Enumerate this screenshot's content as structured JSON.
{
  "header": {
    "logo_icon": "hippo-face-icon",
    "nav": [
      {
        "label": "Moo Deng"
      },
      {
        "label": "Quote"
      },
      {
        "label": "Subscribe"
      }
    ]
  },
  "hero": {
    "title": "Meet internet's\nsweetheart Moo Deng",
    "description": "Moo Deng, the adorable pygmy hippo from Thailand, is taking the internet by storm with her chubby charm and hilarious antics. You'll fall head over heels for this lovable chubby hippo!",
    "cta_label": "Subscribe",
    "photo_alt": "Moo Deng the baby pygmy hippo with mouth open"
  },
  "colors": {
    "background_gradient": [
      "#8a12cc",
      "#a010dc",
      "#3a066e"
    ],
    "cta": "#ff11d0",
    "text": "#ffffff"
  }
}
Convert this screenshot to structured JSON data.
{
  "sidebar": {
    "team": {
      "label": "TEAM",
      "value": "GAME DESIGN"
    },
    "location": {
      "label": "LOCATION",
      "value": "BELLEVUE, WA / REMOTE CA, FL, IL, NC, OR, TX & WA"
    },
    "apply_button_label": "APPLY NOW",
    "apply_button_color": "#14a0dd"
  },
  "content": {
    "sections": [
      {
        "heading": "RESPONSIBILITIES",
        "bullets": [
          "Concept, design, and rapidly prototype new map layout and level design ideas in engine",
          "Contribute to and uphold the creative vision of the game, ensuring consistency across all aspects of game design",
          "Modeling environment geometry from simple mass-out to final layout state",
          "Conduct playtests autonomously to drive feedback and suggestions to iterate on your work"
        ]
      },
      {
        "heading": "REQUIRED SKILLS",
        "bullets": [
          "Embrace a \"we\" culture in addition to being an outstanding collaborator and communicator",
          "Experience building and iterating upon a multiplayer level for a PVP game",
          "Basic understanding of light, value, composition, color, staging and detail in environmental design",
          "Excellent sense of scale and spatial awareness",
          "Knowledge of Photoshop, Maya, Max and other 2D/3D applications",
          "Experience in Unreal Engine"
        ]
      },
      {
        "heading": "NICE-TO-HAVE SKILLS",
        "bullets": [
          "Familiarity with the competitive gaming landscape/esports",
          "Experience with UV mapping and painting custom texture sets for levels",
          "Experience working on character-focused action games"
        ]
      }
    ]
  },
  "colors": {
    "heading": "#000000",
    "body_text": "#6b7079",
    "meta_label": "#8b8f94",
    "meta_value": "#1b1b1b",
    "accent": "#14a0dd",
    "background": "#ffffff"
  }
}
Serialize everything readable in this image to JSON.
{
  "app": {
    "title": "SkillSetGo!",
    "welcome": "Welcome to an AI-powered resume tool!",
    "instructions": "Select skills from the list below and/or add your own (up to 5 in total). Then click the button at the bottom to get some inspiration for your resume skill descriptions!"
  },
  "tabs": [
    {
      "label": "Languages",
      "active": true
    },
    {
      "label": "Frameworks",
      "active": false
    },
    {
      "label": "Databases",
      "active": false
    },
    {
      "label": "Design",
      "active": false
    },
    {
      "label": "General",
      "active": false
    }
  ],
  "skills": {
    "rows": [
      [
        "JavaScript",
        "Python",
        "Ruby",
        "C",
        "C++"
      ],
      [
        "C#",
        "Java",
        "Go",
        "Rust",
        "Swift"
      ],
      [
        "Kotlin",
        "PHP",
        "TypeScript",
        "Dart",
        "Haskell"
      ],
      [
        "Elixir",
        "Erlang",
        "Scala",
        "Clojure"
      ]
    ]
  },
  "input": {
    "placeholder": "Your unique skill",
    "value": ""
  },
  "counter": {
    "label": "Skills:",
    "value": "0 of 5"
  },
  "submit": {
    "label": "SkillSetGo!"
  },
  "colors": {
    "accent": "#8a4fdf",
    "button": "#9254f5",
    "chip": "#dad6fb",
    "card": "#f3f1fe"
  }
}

::::::::::

* TO BE DONE *
Reproduce the lines of the entries above exactly, but only from the line containing "Serialize everything readable" through the final line.

* SOLVED PROBLEM *
Serialize everything readable in this image to JSON.
{
  "app": {
    "title": "SkillSetGo!",
    "welcome": "Welcome to an AI-powered resume tool!",
    "instructions": "Select skills from the list below and/or add your own (up to 5 in total). Then click the button at the bottom to get some inspiration for your resume skill descriptions!"
  },
  "tabs": [
    {
      "label": "Languages",
      "active": true
    },
    {
      "label": "Frameworks",
      "active": false
    },
    {
      "label": "Databases",
      "active": false
    },
    {
      "label": "Design",
      "active": false
    },
    {
      "label": "General",
      "active": false
    }
  ],
  "skills": {
    "rows": [
      [
        "JavaScript",
        "Python",
        "Ruby",
        "C",
        "C++"
      ],
      [
        "C#",
        "Java",
        "Go",
        "Rust",
        "Swift"
      ],
      [
        "Kotlin",
        "PHP",
        "TypeScript",
        "Dart",
        "Haskell"
      ],
      [
        "Elixir",
        "Erlang",
        "Scala",
        "Clojure"
      ]
    ]
  },
  "input": {
    "placeholder": "Your unique skill",
    "value": ""
  },
  "counter": {
    "label": "Skills:",
    "value": "0 of 5"
  },
  "submit": {
    "label": "SkillSetGo!"
  },
  "colors": {
    "accent": "#8a4fdf",
    "button": "#9254f5",
    "chip": "#dad6fb",
    "card": "#f3f1fe"
  }
}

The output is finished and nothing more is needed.